> **Aufgabenstellung**:
a: Nenne sämtliche Zwischenüberschriften im Text über den Löwenzahn, ohne den Titel mitzuzählen.
b: Führe den Text über den Löwenzahn im Anschluss an seinen letzten Satz weiter.

> **Textauszug**:
LÖWENZAHN Taraxacum officinale

Beschreibung
Der Gemeine Löwenzahn stammt aus der Familie der Korbblütler (Asteraceae) und ist bei uns eine heimische mehrjährige Pflanze, die je nach Standortsituation häufig vielgestaltig in unseren Gärten wild wächst. Sie erreicht eine Wuchshöhe von bis zu 30 cm und bildet eine tiefgehende Pfahlwurzel aus. Die Blätter entwickeln sich bodenständig als Rosette und sind tief gezähnt. Die hohlen, blattlosen Blütenstängel enthalten einen weißen Milchsaft. Ab April, Mai zeigen sich die süßlich duftenden goldgelben Blütenköpfe. Im Herbst bilden sich die einzelnen Zungenblüten zu kapselförmigen Samen mit flugfähigen Schirmchen um, die dann vom Wind erfasst und verweht werden.

Standortvoraussetzung
Die anspruchslose Wildpflanze zeigt eine breite Standortamplitude, besiedelt nährstoffreiche humose als auch lehmig-steinige Böden und wächst an sonnigen und halb-schattigen Standorten, häufig auf Wiesen und Brachflächen.

Ökologische Bedeutung
Wegen seiner raschen Ausbreitungsfähigkeit gilt Löwenzahn heute bei vielen Gärtnern als lästiges Unkraut. Doch schon in der Antike wurde das schöne Wildkraut als Heilpflanze geschätzt und wird heute auch in der Wildkräuterküche eingesetzt. Auch für Bienen ist der Löwenzahn eine wichtige Futterpflanze.

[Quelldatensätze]
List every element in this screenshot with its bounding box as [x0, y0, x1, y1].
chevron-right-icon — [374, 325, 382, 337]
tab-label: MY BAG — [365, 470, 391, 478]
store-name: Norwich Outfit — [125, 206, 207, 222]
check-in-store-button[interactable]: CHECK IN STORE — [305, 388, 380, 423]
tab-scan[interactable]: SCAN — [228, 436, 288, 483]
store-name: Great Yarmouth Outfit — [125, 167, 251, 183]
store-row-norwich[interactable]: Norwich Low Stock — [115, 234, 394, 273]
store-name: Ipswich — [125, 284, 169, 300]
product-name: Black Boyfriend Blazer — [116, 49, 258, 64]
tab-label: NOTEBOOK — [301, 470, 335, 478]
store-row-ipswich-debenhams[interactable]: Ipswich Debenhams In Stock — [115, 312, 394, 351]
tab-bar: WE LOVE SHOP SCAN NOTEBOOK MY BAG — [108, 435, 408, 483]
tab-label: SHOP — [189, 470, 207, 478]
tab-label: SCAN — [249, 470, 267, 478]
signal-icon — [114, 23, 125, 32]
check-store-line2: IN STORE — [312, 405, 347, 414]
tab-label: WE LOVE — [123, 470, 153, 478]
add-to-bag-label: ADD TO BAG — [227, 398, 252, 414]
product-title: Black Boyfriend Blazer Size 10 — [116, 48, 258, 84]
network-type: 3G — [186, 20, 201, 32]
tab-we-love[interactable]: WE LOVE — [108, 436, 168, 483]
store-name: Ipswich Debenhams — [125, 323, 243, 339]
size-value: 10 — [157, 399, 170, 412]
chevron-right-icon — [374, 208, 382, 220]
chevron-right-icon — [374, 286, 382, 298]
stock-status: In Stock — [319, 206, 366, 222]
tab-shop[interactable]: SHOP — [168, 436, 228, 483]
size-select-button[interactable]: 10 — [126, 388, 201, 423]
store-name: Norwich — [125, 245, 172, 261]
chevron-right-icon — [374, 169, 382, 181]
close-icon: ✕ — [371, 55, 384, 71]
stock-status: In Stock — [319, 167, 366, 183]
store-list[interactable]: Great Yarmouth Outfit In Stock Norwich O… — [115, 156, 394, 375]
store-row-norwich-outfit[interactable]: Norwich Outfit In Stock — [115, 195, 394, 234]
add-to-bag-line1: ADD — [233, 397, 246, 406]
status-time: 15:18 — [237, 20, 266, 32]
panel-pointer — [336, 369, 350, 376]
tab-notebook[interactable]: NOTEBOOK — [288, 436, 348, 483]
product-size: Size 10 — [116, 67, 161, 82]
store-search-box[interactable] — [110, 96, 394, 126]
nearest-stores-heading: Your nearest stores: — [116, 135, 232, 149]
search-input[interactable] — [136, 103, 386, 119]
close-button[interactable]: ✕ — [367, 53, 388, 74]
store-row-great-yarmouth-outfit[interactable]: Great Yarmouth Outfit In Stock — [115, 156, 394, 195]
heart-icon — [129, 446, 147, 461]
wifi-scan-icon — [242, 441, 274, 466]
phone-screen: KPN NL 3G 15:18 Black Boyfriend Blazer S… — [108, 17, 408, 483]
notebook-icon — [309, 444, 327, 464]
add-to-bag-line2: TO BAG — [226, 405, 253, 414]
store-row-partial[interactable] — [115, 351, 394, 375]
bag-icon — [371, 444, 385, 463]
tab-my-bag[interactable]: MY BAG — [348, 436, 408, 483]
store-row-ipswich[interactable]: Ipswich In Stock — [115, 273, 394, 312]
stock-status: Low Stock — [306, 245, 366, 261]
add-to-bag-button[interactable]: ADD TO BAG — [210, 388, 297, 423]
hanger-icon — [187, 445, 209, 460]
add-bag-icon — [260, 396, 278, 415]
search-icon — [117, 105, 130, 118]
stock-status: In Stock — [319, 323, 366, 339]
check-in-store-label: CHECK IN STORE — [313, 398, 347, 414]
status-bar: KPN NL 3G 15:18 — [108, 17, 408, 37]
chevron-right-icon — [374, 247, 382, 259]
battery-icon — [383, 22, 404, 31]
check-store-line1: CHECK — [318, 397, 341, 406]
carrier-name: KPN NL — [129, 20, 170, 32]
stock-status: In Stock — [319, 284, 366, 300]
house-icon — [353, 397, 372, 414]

> **Lösungen**:
a: Beschreibung, Standortvoraussetzung, Ökologische Bedeutung

b:
Verwertung
Alle Teile des Löwenzahns sind essbar. Die frischen würzig-aromatisch bitteren Blätter eignen sich roh als Salat, gekocht als Gemüse und für Kräutersuppen. Die Blüten werden gerne für Gelee, Sirup und Löwenzahnhonig verwendet. Die Wurzel eignet sich für Salat und kann auch gekocht und geröstet werden.

Persönliche Empfehlung
Löwenzahn ist eine wichtige Bienenweide. Bei Haustieren wie Kaninchen und Meerschweinchen sind die Blätter und Blüten äußerst beliebt. Zudem lässt sich das Wildkraut kulinarisch in der Küche verwenden. Alles gute Gründe, dieser Wildpflanze einen kleinen Platz im Garten anzubieten.